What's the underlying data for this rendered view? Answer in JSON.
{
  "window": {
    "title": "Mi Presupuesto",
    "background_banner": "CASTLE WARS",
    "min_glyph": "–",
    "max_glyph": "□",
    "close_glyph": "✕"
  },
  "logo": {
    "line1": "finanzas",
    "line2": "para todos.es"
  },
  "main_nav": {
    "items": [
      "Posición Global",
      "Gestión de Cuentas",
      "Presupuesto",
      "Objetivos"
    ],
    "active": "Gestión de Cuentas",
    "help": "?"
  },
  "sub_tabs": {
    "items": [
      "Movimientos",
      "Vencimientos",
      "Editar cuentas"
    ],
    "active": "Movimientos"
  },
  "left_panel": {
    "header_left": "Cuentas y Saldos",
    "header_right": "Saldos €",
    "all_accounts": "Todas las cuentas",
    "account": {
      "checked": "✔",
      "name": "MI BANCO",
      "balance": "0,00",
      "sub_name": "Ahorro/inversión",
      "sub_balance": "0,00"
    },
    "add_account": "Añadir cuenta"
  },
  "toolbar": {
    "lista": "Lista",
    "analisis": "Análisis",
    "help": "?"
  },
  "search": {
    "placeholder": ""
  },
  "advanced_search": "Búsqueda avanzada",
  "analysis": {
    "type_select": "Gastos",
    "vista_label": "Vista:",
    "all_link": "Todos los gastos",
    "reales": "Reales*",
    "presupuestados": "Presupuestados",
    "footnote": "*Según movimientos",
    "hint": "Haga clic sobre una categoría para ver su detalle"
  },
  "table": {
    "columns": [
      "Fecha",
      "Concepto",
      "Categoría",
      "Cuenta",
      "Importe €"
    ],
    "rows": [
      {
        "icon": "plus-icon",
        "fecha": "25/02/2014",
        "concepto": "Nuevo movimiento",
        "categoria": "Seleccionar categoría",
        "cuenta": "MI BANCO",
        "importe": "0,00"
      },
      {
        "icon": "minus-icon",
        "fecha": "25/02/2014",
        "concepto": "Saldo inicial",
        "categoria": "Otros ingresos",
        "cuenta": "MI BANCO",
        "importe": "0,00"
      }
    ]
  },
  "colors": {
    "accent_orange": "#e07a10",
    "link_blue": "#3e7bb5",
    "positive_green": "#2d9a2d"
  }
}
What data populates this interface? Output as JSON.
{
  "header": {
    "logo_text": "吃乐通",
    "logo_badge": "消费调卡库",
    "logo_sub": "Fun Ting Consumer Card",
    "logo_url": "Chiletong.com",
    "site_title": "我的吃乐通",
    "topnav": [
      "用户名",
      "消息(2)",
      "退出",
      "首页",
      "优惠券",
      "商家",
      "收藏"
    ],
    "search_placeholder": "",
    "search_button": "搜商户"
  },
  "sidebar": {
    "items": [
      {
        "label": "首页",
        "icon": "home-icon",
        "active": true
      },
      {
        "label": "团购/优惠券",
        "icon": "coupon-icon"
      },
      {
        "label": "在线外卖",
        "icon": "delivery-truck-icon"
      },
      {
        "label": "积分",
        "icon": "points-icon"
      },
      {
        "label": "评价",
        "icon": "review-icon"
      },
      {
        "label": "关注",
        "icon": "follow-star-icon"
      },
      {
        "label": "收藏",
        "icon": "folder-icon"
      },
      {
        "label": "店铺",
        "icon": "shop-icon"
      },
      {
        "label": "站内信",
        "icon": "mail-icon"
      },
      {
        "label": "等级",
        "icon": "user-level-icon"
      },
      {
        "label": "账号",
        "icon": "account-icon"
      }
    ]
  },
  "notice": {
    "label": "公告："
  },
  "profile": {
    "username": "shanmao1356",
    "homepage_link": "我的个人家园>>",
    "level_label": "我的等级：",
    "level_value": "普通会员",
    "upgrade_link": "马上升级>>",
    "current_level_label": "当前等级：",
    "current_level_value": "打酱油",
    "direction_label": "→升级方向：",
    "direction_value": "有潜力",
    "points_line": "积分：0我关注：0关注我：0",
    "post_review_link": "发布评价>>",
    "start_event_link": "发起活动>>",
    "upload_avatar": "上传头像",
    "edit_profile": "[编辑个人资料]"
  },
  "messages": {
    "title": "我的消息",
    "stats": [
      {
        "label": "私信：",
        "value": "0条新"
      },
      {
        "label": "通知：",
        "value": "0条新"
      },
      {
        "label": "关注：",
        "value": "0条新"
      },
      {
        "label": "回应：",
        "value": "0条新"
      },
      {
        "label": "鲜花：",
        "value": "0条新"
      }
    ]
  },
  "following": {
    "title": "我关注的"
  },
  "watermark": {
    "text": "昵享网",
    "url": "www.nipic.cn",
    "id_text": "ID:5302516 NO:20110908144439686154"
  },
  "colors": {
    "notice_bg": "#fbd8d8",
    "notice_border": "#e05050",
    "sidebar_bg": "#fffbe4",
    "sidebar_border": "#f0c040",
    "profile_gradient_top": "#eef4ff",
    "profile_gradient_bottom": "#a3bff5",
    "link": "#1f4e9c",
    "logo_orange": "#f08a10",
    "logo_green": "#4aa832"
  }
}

## [EXERCISE BRIEF]
Transcribe all the entries, keeping each one exactly as it is.

## [IN RESPONSE]
What's the underlying data for this rendered view? Answer in JSON.
{
  "window": {
    "title": "Mi Presupuesto",
    "background_banner": "CASTLE WARS",
    "min_glyph": "–",
    "max_glyph": "□",
    "close_glyph": "✕"
  },
  "logo": {
    "line1": "finanzas",
    "line2": "para todos.es"
  },
  "main_nav": {
    "items": [
      "Posición Global",
      "Gestión de Cuentas",
      "Presupuesto",
      "Objetivos"
    ],
    "active": "Gestión de Cuentas",
    "help": "?"
  },
  "sub_tabs": {
    "items": [
      "Movimientos",
      "Vencimientos",
      "Editar cuentas"
    ],
    "active": "Movimientos"
  },
  "left_panel": {
    "header_left": "Cuentas y Saldos",
    "header_right": "Saldos €",
    "all_accounts": "Todas las cuentas",
    "account": {
      "checked": "✔",
      "name": "MI BANCO",
      "balance": "0,00",
      "sub_name": "Ahorro/inversión",
      "sub_balance": "0,00"
    },
    "add_account": "Añadir cuenta"
  },
  "toolbar": {
    "lista": "Lista",
    "analisis": "Análisis",
    "help": "?"
  },
  "search": {
    "placeholder": ""
  },
  "advanced_search": "Búsqueda avanzada",
  "analysis": {
    "type_select": "Gastos",
    "vista_label": "Vista:",
    "all_link": "Todos los gastos",
    "reales": "Reales*",
    "presupuestados": "Presupuestados",
    "footnote": "*Según movimientos",
    "hint": "Haga clic sobre una categoría para ver su detalle"
  },
  "table": {
    "columns": [
      "Fecha",
      "Concepto",
      "Categoría",
      "Cuenta",
      "Importe €"
    ],
    "rows": [
      {
        "icon": "plus-icon",
        "fecha": "25/02/2014",
        "concepto": "Nuevo movimiento",
        "categoria": "Seleccionar categoría",
        "cuenta": "MI BANCO",
        "importe": "0,00"
      },
      {
        "icon": "minus-icon",
        "fecha": "25/02/2014",
        "concepto": "Saldo inicial",
        "categoria": "Otros ingresos",
        "cuenta": "MI BANCO",
        "importe": "0,00"
      }
    ]
  },
  "colors": {
    "accent_orange": "#e07a10",
    "link_blue": "#3e7bb5",
    "positive_green": "#2d9a2d"
  }
}
What data populates this interface? Output as JSON.
{
  "header": {
    "logo_text": "吃乐通",
    "logo_badge": "消费调卡库",
    "logo_sub": "Fun Ting Consumer Card",
    "logo_url": "Chiletong.com",
    "site_title": "我的吃乐通",
    "topnav": [
      "用户名",
      "消息(2)",
      "退出",
      "首页",
      "优惠券",
      "商家",
      "收藏"
    ],
    "search_placeholder": "",
    "search_button": "搜商户"
  },
  "sidebar": {
    "items": [
      {
        "label": "首页",
        "icon": "home-icon",
        "active": true
      },
      {
        "label": "团购/优惠券",
        "icon": "coupon-icon"
      },
      {
        "label": "在线外卖",
        "icon": "delivery-truck-icon"
      },
      {
        "label": "积分",
        "icon": "points-icon"
      },
      {
        "label": "评价",
        "icon": "review-icon"
      },
      {
        "label": "关注",
        "icon": "follow-star-icon"
      },
      {
        "label": "收藏",
        "icon": "folder-icon"
      },
      {
        "label": "店铺",
        "icon": "shop-icon"
      },
      {
        "label": "站内信",
        "icon": "mail-icon"
      },
      {
        "label": "等级",
        "icon": "user-level-icon"
      },
      {
        "label": "账号",
        "icon": "account-icon"
      }
    ]
  },
  "notice": {
    "label": "公告："
  },
  "profile": {
    "username": "shanmao1356",
    "homepage_link": "我的个人家园>>",
    "level_label": "我的等级：",
    "level_value": "普通会员",
    "upgrade_link": "马上升级>>",
    "current_level_label": "当前等级：",
    "current_level_value": "打酱油",
    "direction_label": "→升级方向：",
    "direction_value": "有潜力",
    "points_line": "积分：0我关注：0关注我：0",
    "post_review_link": "发布评价>>",
    "start_event_link": "发起活动>>",
    "upload_avatar": "上传头像",
    "edit_profile": "[编辑个人资料]"
  },
  "messages": {
    "title": "我的消息",
    "stats": [
      {
        "label": "私信：",
        "value": "0条新"
      },
      {
        "label": "通知：",
        "value": "0条新"
      },
      {
        "label": "关注：",
        "value": "0条新"
      },
      {
        "label": "回应：",
        "value": "0条新"
      },
      {
        "label": "鲜花：",
        "value": "0条新"
      }
    ]
  },
  "following": {
    "title": "我关注的"
  },
  "watermark": {
    "text": "昵享网",
    "url": "www.nipic.cn",
    "id_text": "ID:5302516 NO:20110908144439686154"
  },
  "colors": {
    "notice_bg": "#fbd8d8",
    "notice_border": "#e05050",
    "sidebar_bg": "#fffbe4",
    "sidebar_border": "#f0c040",
    "profile_gradient_top": "#eef4ff",
    "profile_gradient_bottom": "#a3bff5",
    "link": "#1f4e9c",
    "logo_orange": "#f08a10",
    "logo_green": "#4aa832"
  }
}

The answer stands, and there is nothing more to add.